Source records:
------------------------------------------------
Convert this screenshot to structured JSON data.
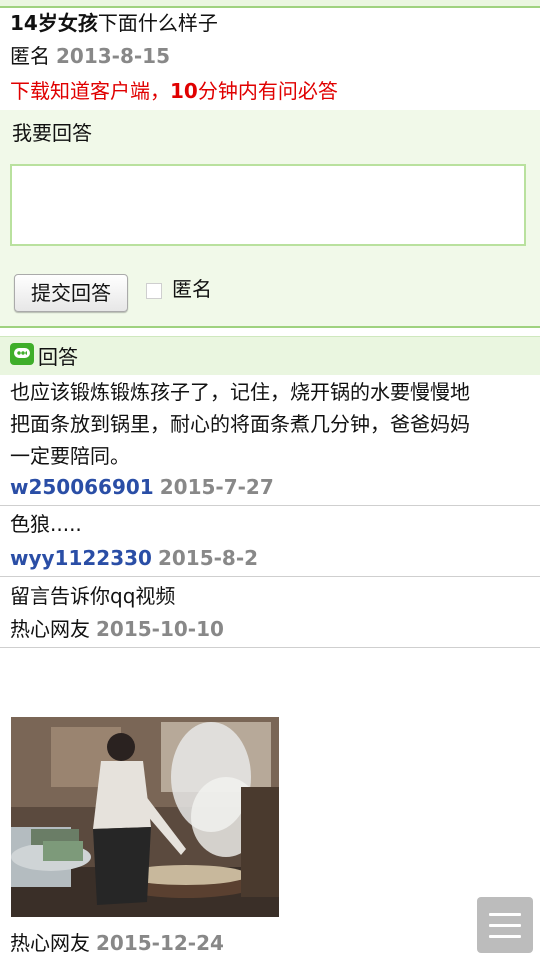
{
  "question": {
    "title_part1": "14岁女孩",
    "title_part2": "下面什么样子",
    "author": "匿名",
    "date": "2013-8-15"
  },
  "promo": {
    "part1": "下载知道客户端，",
    "part2": "10",
    "part3": "分钟内有问必答"
  },
  "answer_form": {
    "label": "我要回答",
    "textarea_value": "",
    "submit_label": "提交回答",
    "anonymous_label": "匿名",
    "anonymous_checked": false
  },
  "answers_header": {
    "icon": "chat-bubble-icon",
    "title": "回答"
  },
  "answers": [
    {
      "line1": "也应该锻炼锻炼孩子了，记住，烧开锅的水要慢慢地",
      "line2": "把面条放到锅里，耐心的将面条煮几分钟，爸爸妈妈",
      "line3": "一定要陪同。",
      "user": "w250066901",
      "date": "2015-7-27"
    },
    {
      "text": "色狼.....",
      "user": "wyy1122330",
      "date": "2015-8-2"
    },
    {
      "text": "留言告诉你qq视频",
      "user": "热心网友",
      "date": "2015-10-10"
    },
    {
      "user": "热心网友",
      "date": "2015-12-24"
    }
  ],
  "menu": {
    "icon": "hamburger-menu-icon"
  },
  "colors": {
    "accent_green": "#9fd27f",
    "panel_bg": "#f1f9e9",
    "promo_red": "#e00000",
    "user_blue": "#2a4ea6",
    "date_gray": "#888888"
  }
}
------------------------------------------------
The task: Write out all the entries exactly, except for the pictures.

Task solution:
Convert this screenshot to structured JSON data.
{
  "question": {
    "title_part1": "14岁女孩",
    "title_part2": "下面什么样子",
    "author": "匿名",
    "date": "2013-8-15"
  },
  "promo": {
    "part1": "下载知道客户端，",
    "part2": "10",
    "part3": "分钟内有问必答"
  },
  "answer_form": {
    "label": "我要回答",
    "textarea_value": "",
    "submit_label": "提交回答",
    "anonymous_label": "匿名",
    "anonymous_checked": false
  },
  "answers_header": {
    "icon": "chat-bubble-icon",
    "title": "回答"
  },
  "answers": [
    {
      "line1": "也应该锻炼锻炼孩子了，记住，烧开锅的水要慢慢地",
      "line2": "把面条放到锅里，耐心的将面条煮几分钟，爸爸妈妈",
      "line3": "一定要陪同。",
      "user": "w250066901",
      "date": "2015-7-27"
    },
    {
      "text": "色狼.....",
      "user": "wyy1122330",
      "date": "2015-8-2"
    },
    {
      "text": "留言告诉你qq视频",
      "user": "热心网友",
      "date": "2015-10-10"
    },
    {
      "user": "热心网友",
      "date": "2015-12-24"
    }
  ],
  "menu": {
    "icon": "hamburger-menu-icon"
  },
  "colors": {
    "accent_green": "#9fd27f",
    "panel_bg": "#f1f9e9",
    "promo_red": "#e00000",
    "user_blue": "#2a4ea6",
    "date_gray": "#888888"
  }
}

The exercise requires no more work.